GOAL =
Gather all lines in the entries below that include the word "Windows".

--- start ---

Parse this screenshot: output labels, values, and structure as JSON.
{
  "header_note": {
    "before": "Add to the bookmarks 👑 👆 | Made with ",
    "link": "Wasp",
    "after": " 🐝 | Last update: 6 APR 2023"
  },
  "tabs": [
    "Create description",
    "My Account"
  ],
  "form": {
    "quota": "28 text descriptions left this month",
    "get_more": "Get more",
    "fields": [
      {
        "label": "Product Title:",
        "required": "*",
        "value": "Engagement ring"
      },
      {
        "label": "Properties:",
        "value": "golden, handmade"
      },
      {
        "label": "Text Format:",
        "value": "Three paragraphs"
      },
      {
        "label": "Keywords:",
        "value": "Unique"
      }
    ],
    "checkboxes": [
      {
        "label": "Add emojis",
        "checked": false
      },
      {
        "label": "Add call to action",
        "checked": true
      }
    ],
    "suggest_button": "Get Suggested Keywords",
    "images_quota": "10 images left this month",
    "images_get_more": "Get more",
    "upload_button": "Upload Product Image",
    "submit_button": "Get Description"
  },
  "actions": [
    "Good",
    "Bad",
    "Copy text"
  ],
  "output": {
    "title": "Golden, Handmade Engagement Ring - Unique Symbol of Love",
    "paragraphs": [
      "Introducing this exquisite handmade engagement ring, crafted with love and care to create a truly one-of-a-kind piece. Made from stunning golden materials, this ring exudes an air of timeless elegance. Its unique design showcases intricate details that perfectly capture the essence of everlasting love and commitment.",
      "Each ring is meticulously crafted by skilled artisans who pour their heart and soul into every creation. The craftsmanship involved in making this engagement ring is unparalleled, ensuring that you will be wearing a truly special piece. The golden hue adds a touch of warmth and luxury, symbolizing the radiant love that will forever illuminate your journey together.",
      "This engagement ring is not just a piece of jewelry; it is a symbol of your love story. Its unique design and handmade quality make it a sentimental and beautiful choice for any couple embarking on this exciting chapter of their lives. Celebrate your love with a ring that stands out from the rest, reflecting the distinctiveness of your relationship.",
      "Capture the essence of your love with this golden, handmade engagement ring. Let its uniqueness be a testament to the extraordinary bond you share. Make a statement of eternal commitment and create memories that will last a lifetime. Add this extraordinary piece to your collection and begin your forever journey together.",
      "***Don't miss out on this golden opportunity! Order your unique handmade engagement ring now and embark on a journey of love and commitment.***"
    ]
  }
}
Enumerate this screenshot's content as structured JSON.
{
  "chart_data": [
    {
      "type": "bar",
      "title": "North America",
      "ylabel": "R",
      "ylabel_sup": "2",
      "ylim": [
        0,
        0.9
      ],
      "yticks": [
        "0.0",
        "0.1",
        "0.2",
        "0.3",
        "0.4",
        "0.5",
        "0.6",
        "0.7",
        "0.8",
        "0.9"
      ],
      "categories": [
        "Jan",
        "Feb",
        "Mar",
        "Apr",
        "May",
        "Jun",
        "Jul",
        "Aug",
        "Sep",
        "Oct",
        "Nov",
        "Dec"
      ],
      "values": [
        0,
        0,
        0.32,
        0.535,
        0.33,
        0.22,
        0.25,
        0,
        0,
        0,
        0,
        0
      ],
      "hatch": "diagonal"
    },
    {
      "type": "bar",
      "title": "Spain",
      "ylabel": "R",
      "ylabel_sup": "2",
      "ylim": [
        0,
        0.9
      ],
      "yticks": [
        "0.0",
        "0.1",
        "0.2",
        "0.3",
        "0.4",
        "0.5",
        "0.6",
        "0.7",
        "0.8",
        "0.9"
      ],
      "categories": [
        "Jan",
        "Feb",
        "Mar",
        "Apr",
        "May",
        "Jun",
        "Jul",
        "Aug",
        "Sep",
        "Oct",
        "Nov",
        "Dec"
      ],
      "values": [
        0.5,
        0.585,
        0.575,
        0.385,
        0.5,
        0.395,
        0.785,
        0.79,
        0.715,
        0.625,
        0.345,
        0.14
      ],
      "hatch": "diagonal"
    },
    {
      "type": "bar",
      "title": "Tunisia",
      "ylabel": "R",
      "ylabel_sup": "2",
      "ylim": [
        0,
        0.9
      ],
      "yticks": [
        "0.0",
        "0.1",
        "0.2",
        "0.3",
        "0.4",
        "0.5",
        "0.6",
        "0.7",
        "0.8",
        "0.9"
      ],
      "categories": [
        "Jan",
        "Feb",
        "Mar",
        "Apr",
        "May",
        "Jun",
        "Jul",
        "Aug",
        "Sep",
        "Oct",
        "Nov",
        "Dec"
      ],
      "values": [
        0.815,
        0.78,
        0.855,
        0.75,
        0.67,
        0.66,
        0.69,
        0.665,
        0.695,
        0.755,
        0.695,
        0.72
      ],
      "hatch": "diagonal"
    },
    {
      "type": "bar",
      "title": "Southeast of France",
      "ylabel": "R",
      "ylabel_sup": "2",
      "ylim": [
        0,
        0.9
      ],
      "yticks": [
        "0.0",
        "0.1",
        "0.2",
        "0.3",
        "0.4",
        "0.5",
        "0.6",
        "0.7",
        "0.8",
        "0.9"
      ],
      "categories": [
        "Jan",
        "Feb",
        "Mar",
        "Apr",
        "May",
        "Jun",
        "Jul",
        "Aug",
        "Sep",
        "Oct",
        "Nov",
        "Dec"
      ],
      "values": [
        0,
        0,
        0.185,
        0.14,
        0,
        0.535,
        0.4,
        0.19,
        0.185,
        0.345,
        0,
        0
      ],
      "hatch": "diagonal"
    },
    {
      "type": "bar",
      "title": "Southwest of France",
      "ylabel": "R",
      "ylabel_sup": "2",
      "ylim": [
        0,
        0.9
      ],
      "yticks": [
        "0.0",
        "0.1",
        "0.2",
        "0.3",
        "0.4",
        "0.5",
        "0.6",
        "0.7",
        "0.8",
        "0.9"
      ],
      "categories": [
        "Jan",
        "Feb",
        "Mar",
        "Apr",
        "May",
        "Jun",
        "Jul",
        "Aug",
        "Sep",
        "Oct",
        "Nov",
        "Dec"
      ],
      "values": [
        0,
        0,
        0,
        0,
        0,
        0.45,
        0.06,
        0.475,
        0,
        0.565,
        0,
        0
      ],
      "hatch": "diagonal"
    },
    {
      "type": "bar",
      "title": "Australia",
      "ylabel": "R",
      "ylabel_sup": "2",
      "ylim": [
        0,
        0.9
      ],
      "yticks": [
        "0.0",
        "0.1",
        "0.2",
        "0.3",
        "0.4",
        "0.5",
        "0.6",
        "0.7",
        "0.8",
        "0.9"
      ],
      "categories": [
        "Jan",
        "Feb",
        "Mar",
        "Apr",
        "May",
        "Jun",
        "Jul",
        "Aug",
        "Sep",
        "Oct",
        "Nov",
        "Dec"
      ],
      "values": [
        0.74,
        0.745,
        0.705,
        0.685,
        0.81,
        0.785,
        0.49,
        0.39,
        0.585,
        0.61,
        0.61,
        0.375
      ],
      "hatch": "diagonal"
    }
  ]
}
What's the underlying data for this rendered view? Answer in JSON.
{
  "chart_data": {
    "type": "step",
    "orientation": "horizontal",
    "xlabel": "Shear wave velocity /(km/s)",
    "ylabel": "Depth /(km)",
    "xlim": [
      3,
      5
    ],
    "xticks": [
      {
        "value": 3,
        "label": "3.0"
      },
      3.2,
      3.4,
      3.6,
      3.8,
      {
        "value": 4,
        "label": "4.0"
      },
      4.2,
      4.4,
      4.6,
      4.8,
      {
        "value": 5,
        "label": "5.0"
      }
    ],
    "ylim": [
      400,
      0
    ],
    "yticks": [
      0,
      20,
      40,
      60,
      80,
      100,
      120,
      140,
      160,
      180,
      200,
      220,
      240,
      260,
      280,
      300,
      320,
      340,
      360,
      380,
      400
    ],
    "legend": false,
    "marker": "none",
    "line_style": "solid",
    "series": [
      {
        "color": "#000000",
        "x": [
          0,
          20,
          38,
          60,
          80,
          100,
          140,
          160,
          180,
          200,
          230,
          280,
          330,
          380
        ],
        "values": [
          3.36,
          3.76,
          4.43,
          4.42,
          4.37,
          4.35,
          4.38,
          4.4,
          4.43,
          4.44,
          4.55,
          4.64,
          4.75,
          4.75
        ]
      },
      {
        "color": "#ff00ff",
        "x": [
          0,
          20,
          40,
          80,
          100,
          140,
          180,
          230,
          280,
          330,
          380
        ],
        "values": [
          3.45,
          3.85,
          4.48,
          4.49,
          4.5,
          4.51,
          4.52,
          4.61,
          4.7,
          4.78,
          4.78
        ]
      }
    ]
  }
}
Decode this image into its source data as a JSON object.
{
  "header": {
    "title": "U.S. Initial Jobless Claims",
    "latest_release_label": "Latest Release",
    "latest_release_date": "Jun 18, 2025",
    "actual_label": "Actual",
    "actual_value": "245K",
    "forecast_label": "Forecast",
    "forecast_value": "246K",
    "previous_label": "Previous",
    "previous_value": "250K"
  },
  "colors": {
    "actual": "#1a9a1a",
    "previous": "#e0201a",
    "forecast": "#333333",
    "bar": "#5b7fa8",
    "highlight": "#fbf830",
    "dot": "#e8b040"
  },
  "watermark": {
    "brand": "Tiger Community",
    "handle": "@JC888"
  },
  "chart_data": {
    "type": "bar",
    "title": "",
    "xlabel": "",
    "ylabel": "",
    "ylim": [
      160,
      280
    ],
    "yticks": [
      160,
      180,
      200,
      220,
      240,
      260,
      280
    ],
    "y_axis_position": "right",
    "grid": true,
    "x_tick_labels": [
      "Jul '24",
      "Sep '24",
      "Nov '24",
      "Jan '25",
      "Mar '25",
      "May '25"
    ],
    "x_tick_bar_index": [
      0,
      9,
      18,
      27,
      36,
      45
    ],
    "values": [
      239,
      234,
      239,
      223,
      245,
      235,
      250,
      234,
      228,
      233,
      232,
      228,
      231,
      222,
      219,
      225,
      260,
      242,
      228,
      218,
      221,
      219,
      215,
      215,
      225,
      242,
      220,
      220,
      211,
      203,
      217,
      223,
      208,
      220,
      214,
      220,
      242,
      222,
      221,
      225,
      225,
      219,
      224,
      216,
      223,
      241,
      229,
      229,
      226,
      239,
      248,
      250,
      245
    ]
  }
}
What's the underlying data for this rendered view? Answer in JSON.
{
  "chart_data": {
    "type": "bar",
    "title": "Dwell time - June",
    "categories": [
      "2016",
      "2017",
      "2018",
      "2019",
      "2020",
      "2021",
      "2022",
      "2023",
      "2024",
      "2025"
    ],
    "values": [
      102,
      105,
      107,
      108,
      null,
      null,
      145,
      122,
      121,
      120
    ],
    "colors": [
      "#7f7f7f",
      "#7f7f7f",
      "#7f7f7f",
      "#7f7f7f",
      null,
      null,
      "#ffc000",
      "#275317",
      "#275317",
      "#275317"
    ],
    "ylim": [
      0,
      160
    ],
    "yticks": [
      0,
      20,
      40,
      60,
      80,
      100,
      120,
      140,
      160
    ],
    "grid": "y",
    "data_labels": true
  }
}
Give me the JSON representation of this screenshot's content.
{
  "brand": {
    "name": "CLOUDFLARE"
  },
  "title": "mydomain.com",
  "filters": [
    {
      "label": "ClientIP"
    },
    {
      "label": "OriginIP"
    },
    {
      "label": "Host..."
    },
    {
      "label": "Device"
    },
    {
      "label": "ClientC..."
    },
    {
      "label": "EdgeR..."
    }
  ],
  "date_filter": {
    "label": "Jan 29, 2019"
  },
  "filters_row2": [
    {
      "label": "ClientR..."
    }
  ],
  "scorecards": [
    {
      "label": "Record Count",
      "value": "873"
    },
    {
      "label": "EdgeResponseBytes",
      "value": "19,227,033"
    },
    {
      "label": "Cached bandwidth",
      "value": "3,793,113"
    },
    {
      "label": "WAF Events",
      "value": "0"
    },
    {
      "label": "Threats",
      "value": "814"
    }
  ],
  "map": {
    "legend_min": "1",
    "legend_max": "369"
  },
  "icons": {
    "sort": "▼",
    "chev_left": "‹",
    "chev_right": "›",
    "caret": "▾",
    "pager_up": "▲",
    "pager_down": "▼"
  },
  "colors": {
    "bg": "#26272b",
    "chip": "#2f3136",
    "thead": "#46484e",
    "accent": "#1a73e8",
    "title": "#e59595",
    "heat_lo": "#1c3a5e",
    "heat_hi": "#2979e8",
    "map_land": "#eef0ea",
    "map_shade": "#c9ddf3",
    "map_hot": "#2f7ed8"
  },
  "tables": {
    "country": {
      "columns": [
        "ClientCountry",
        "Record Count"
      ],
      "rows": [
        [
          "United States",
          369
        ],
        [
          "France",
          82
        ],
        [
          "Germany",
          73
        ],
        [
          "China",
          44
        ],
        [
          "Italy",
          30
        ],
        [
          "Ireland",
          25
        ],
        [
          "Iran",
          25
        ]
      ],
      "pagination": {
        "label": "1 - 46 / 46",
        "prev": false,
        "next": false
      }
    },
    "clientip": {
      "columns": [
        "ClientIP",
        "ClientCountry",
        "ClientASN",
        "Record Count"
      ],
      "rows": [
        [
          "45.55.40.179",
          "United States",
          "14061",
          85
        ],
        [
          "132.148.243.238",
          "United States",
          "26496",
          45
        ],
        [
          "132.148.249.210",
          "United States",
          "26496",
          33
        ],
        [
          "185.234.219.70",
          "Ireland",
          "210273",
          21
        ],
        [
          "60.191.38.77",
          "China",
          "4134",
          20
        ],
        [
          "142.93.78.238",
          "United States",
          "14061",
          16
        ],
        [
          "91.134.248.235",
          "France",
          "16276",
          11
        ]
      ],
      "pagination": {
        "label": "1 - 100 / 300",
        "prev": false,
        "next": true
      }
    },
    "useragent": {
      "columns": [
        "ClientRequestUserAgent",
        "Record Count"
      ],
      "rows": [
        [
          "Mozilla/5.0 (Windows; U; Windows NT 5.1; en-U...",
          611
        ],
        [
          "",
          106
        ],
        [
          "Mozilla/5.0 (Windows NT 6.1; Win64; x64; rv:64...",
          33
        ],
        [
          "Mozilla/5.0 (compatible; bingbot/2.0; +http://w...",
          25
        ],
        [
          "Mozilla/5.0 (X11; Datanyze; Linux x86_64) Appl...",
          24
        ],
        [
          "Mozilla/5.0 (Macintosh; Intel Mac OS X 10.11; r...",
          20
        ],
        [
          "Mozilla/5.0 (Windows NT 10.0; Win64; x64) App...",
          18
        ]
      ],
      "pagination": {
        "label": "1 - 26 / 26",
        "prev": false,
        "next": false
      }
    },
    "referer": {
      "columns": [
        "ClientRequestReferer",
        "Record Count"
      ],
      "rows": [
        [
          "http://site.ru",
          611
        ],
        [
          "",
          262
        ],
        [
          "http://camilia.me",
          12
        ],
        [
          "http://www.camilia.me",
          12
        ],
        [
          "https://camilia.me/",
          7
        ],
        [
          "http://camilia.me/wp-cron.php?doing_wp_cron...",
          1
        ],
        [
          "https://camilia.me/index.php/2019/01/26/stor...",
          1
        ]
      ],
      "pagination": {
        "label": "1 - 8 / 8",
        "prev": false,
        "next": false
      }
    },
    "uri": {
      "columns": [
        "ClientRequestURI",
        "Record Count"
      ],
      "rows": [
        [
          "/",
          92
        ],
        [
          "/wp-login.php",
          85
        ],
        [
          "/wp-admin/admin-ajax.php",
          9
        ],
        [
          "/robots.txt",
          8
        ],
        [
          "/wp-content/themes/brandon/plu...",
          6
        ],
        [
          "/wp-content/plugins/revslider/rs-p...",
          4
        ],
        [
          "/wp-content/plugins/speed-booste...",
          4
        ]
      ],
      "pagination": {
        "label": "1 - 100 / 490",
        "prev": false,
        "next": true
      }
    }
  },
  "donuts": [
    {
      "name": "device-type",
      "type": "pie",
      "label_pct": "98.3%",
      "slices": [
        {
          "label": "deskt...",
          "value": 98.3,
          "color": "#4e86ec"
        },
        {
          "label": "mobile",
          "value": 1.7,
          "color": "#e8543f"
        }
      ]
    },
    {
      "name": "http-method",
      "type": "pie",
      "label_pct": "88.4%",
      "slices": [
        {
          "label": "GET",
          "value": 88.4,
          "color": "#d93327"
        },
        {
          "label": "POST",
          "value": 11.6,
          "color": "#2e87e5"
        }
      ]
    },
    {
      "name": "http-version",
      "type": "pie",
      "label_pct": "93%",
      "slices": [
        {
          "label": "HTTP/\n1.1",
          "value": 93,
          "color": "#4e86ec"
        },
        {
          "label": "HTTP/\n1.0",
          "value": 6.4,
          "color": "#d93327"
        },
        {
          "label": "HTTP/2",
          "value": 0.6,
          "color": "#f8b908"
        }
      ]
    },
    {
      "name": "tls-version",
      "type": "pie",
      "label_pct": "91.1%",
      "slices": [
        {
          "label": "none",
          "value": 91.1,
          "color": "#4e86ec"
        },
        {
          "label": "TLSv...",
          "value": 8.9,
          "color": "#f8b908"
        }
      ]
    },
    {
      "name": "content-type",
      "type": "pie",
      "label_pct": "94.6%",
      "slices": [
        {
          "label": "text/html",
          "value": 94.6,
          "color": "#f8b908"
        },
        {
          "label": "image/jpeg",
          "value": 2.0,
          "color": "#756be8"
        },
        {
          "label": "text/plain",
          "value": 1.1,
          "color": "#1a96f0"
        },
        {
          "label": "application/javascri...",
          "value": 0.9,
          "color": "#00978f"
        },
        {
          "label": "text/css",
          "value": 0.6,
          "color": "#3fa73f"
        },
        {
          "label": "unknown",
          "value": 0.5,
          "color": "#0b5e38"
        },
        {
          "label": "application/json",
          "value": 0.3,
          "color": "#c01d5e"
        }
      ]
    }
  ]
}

--- end ---

SOLUTION TO THIS TASK =
          "Mozilla/5.0 (Windows; U; Windows NT 5.1; en-U...",
          "Mozilla/5.0 (Windows NT 6.1; Win64; x64; rv:64...",
          "Mozilla/5.0 (Windows NT 10.0; Win64; x64) App...",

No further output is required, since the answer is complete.